## What is expected
Return each line containing the string "structured".
[Start]
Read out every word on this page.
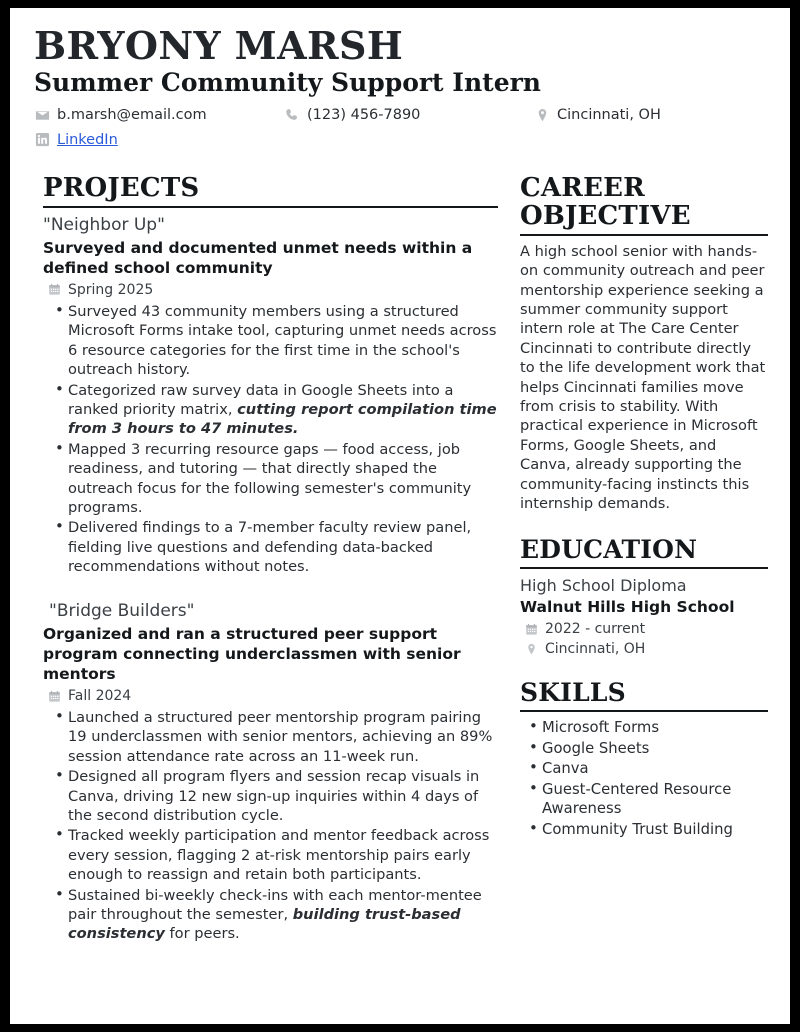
BRYONY MARSH
Summer Community Support Intern
b.marsh@email.com	(123) 456-7890	Cincinnati, OH
LinkedIn
PROJECTS
"Neighbor Up"
Surveyed and documented unmet needs within a defined school community
Spring 2025
• Surveyed 43 community members using a structured Microsoft Forms intake tool, capturing unmet needs across 6 resource categories for the first time in the school's outreach history.
• Categorized raw survey data in Google Sheets into a ranked priority matrix, cutting report compilation time from 3 hours to 47 minutes.
• Mapped 3 recurring resource gaps — food access, job readiness, and tutoring — that directly shaped the outreach focus for the following semester's community programs.
• Delivered findings to a 7-member faculty review panel, fielding live questions and defending data-backed recommendations without notes.
"Bridge Builders"
Organized and ran a structured peer support program connecting underclassmen with senior mentors
Fall 2024
• Launched a structured peer mentorship program pairing 19 underclassmen with senior mentors, achieving an 89% session attendance rate across an 11-week run.
• Designed all program flyers and session recap visuals in Canva, driving 12 new sign-up inquiries within 4 days of the second distribution cycle.
• Tracked weekly participation and mentor feedback across every session, flagging 2 at-risk mentorship pairs early enough to reassign and retain both participants.
• Sustained bi-weekly check-ins with each mentor-mentee pair throughout the semester, building trust-based consistency for peers.
CAREER OBJECTIVE
A high school senior with hands-on community outreach and peer mentorship experience seeking a summer community support intern role at The Care Center Cincinnati to contribute directly to the life development work that helps Cincinnati families move from crisis to stability. With practical experience in Microsoft Forms, Google Sheets, and Canva, already supporting the community-facing instincts this internship demands.
EDUCATION
High School Diploma
Walnut Hills High School
2022 - current
Cincinnati, OH
SKILLS
• Microsoft Forms
• Google Sheets
• Canva
• Guest-Centered Resource Awareness
• Community Trust Building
[End]
## Solution to this exercise
• Surveyed 43 community members using a structured Microsoft Forms intake tool, capturing unmet needs across 6 resource categories for the first time in the school's outreach history.
Organized and ran a structured peer support program connecting underclassmen with senior mentors
• Launched a structured peer mentorship program pairing 19 underclassmen with senior mentors, achieving an 89% session attendance rate across an 11-week run.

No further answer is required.